Go through the listing and pick out each line with the word "analyzed" in it.

--- Begin SUPPLIED INFORMATION ---

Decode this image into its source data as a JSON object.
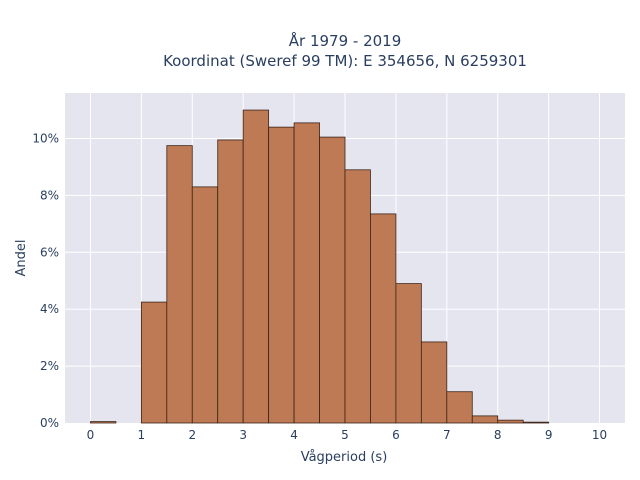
{
  "chart_data": {
    "type": "bar",
    "title": "År 1979 - 2019",
    "subtitle": "Koordinat (Sweref 99 TM): E 354656, N 6259301",
    "xlabel": "Vågperiod (s)",
    "ylabel": "Andel",
    "bin_width": 0.5,
    "bins": [
      {
        "x0": 0.0,
        "value": 0.0005
      },
      {
        "x0": 0.5,
        "value": 0.0
      },
      {
        "x0": 1.0,
        "value": 0.0425
      },
      {
        "x0": 1.5,
        "value": 0.0975
      },
      {
        "x0": 2.0,
        "value": 0.083
      },
      {
        "x0": 2.5,
        "value": 0.0995
      },
      {
        "x0": 3.0,
        "value": 0.11
      },
      {
        "x0": 3.5,
        "value": 0.104
      },
      {
        "x0": 4.0,
        "value": 0.1055
      },
      {
        "x0": 4.5,
        "value": 0.1005
      },
      {
        "x0": 5.0,
        "value": 0.089
      },
      {
        "x0": 5.5,
        "value": 0.0735
      },
      {
        "x0": 6.0,
        "value": 0.049
      },
      {
        "x0": 6.5,
        "value": 0.0285
      },
      {
        "x0": 7.0,
        "value": 0.011
      },
      {
        "x0": 7.5,
        "value": 0.0025
      },
      {
        "x0": 8.0,
        "value": 0.001
      },
      {
        "x0": 8.5,
        "value": 0.0003
      }
    ],
    "xlim": [
      -0.5,
      10.5
    ],
    "ylim": [
      0,
      0.116
    ],
    "xticks": [
      0,
      1,
      2,
      3,
      4,
      5,
      6,
      7,
      8,
      9,
      10
    ],
    "xtick_labels": [
      "0",
      "1",
      "2",
      "3",
      "4",
      "5",
      "6",
      "7",
      "8",
      "9",
      "10"
    ],
    "yticks": [
      0,
      0.02,
      0.04,
      0.06,
      0.08,
      0.1
    ],
    "ytick_labels": [
      "0%",
      "2%",
      "4%",
      "6%",
      "8%",
      "10%"
    ],
    "grid": true,
    "colors": {
      "bar_fill": "#bd7a55",
      "bar_edge": "#3d2417",
      "plot_bg": "#e5e5f0",
      "grid": "#ffffff",
      "text": "#2a3f5f"
    }
  }
}
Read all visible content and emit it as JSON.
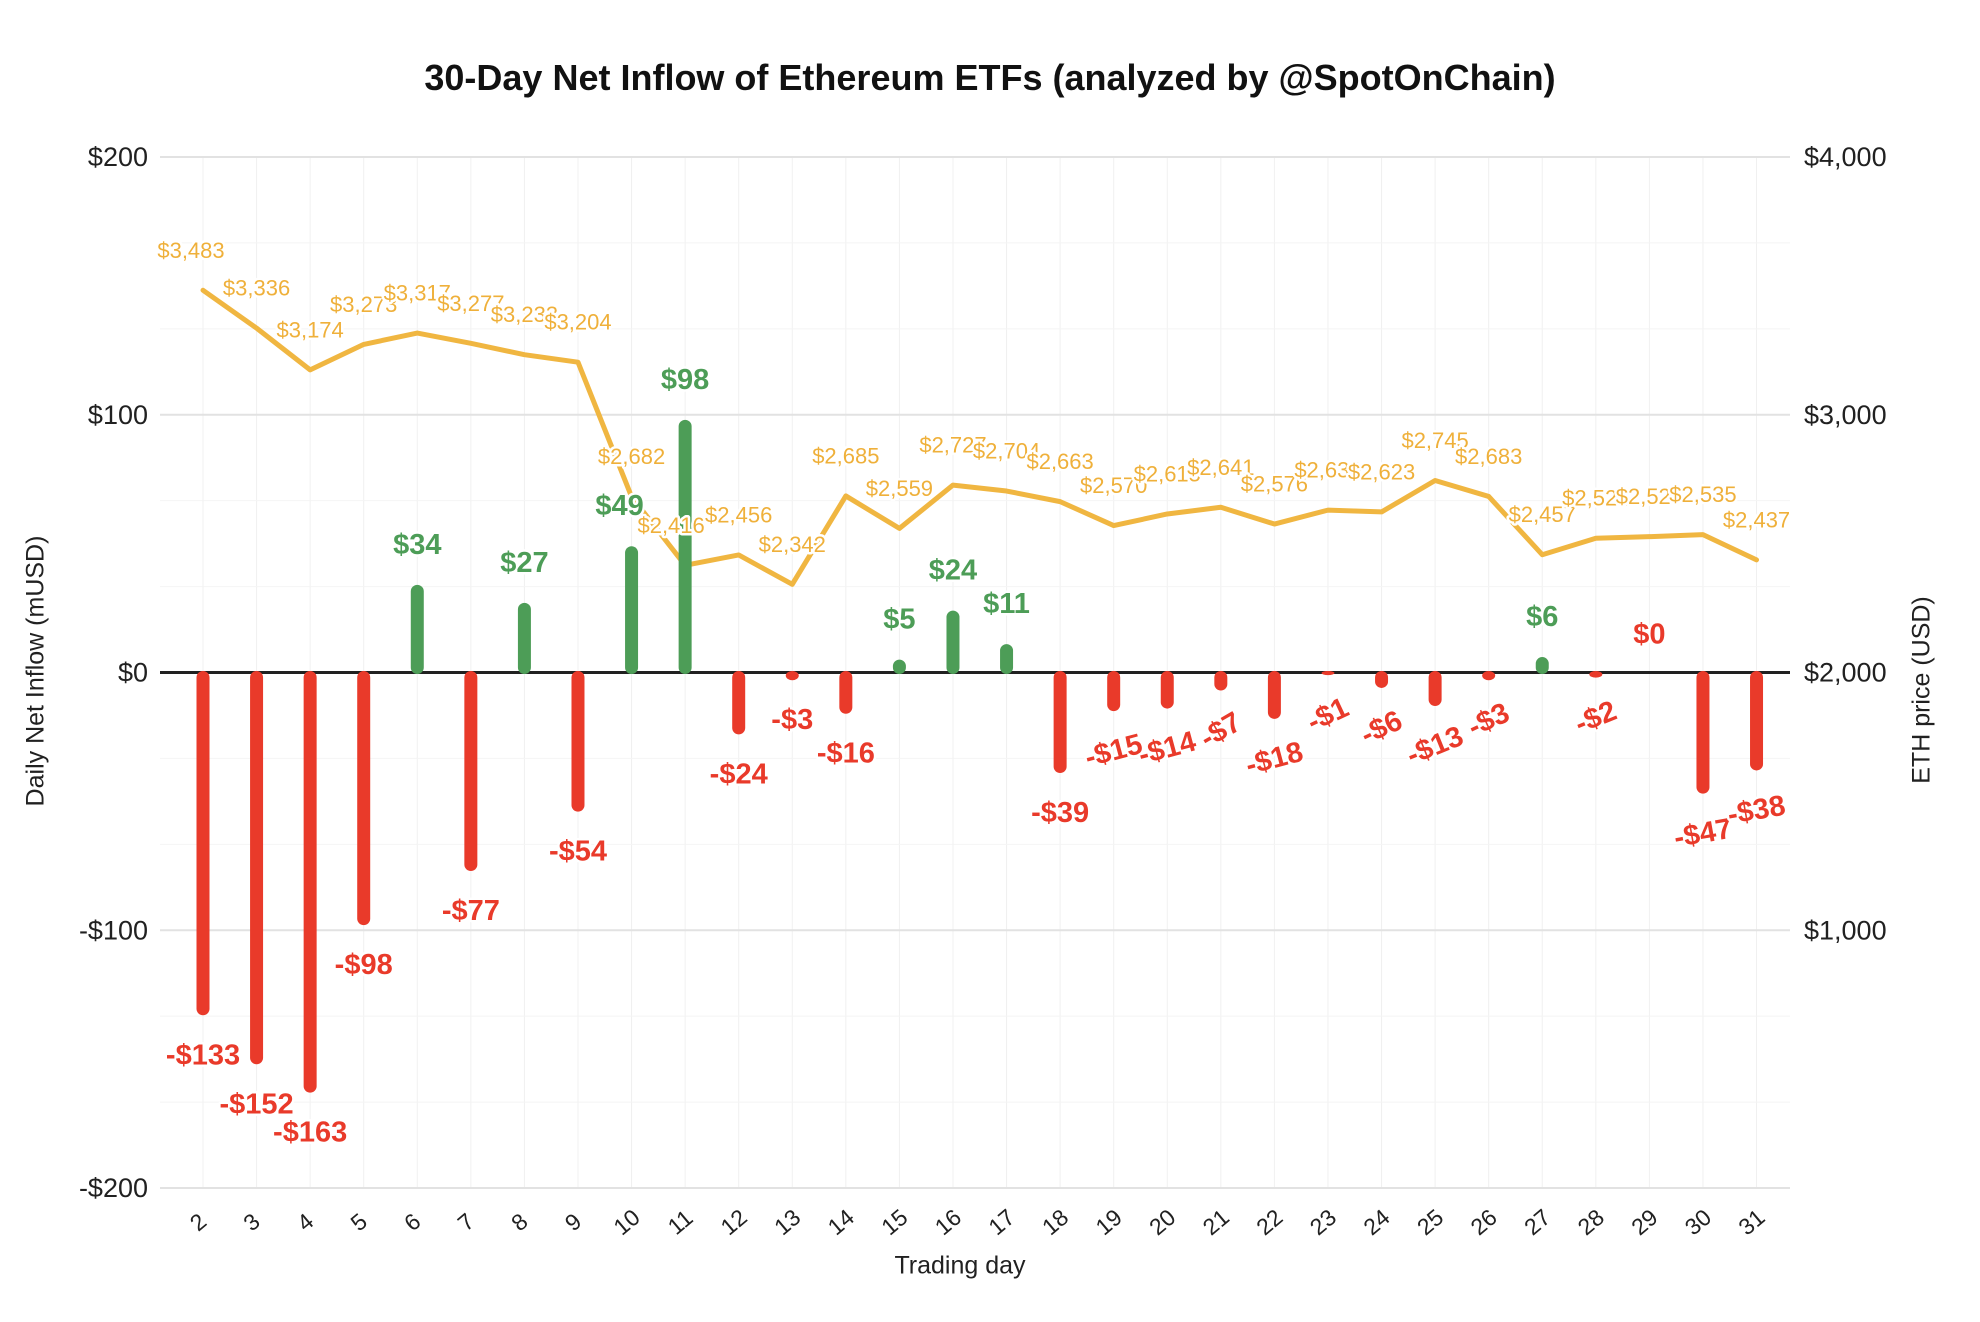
{
  "title": "30-Day Net Inflow of Ethereum ETFs (analyzed by @SpotOnChain)",
  "axes": {
    "left": {
      "title": "Daily Net Inflow (mUSD)",
      "ticks": [
        {
          "value": 200,
          "label": "$200"
        },
        {
          "value": 100,
          "label": "$100"
        },
        {
          "value": 0,
          "label": "$0"
        },
        {
          "value": -100,
          "label": "-$100"
        },
        {
          "value": -200,
          "label": "-$200"
        }
      ]
    },
    "right": {
      "title": "ETH price (USD)",
      "ticks": [
        {
          "value": 4000,
          "label": "$4,000"
        },
        {
          "value": 3000,
          "label": "$3,000"
        },
        {
          "value": 2000,
          "label": "$2,000"
        },
        {
          "value": 1000,
          "label": "$1,000"
        }
      ]
    },
    "x": {
      "title": "Trading day"
    }
  },
  "colors": {
    "inflow_positive": "#4d9d57",
    "inflow_negative": "#e93a2a",
    "price_line": "#f0b641",
    "price_label": "#efb03a",
    "axis_text": "#212121",
    "zero_axis": "#212121",
    "grid_major": "#e2e2e2",
    "grid_minor": "#f4f4f4",
    "grid_vertical": "#f0f0f0"
  },
  "chart_data": {
    "type": "bar+line combo",
    "title": "30-Day Net Inflow of Ethereum ETFs (analyzed by @SpotOnChain)",
    "xlabel": "Trading day",
    "grid": true,
    "legend_position": "none",
    "categories": [
      2,
      3,
      4,
      5,
      6,
      7,
      8,
      9,
      10,
      11,
      12,
      13,
      14,
      15,
      16,
      17,
      18,
      19,
      20,
      21,
      22,
      23,
      24,
      25,
      26,
      27,
      28,
      29,
      30,
      31
    ],
    "series": [
      {
        "name": "Daily Net Inflow (mUSD)",
        "type": "bar",
        "axis": "left",
        "ylim": [
          -200,
          200
        ],
        "values": [
          -133,
          -152,
          -163,
          -98,
          34,
          -77,
          27,
          -54,
          49,
          98,
          -24,
          -3,
          -16,
          5,
          24,
          11,
          -39,
          -15,
          -14,
          -7,
          -18,
          -1,
          -6,
          -13,
          -3,
          6,
          -2,
          0,
          -47,
          -38
        ],
        "labels": [
          "-$133",
          "-$152",
          "-$163",
          "-$98",
          "$34",
          "-$77",
          "$27",
          "-$54",
          "$49",
          "$98",
          "-$24",
          "-$3",
          "-$16",
          "$5",
          "$24",
          "$11",
          "-$39",
          "-$15",
          "-$14",
          "-$7",
          "-$18",
          "-$1",
          "-$6",
          "-$13",
          "-$3",
          "$6",
          "-$2",
          "$0",
          "-$47",
          "-$38"
        ]
      },
      {
        "name": "ETH price (USD)",
        "type": "line",
        "axis": "right",
        "ylim": [
          0,
          4000
        ],
        "values": [
          3483,
          3336,
          3174,
          3273,
          3317,
          3277,
          3233,
          3204,
          2682,
          2416,
          2456,
          2342,
          2685,
          2559,
          2727,
          2704,
          2663,
          2570,
          2615,
          2641,
          2576,
          2630,
          2623,
          2745,
          2683,
          2457,
          2521,
          2527,
          2535,
          2437
        ],
        "labels": [
          "$3,483",
          "$3,336",
          "$3,174",
          "$3,273",
          "$3,317",
          "$3,277",
          "$3,233",
          "$3,204",
          "$2,682",
          "$2,416",
          "$2,456",
          "$2,342",
          "$2,685",
          "$2,559",
          "$2,727",
          "$2,704",
          "$2,663",
          "$2,570",
          "$2,615",
          "$2,641",
          "$2,576",
          "$2,630",
          "$2,623",
          "$2,745",
          "$2,683",
          "$2,457",
          "$2,521",
          "$2,527",
          "$2,535",
          "$2,437"
        ]
      }
    ]
  }
}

--- End SUPPLIED INFORMATION ---

● TASK SOLUTION:
  "title": "30-Day Net Inflow of Ethereum ETFs (analyzed by @SpotOnChain)",
    "title": "30-Day Net Inflow of Ethereum ETFs (analyzed by @SpotOnChain)",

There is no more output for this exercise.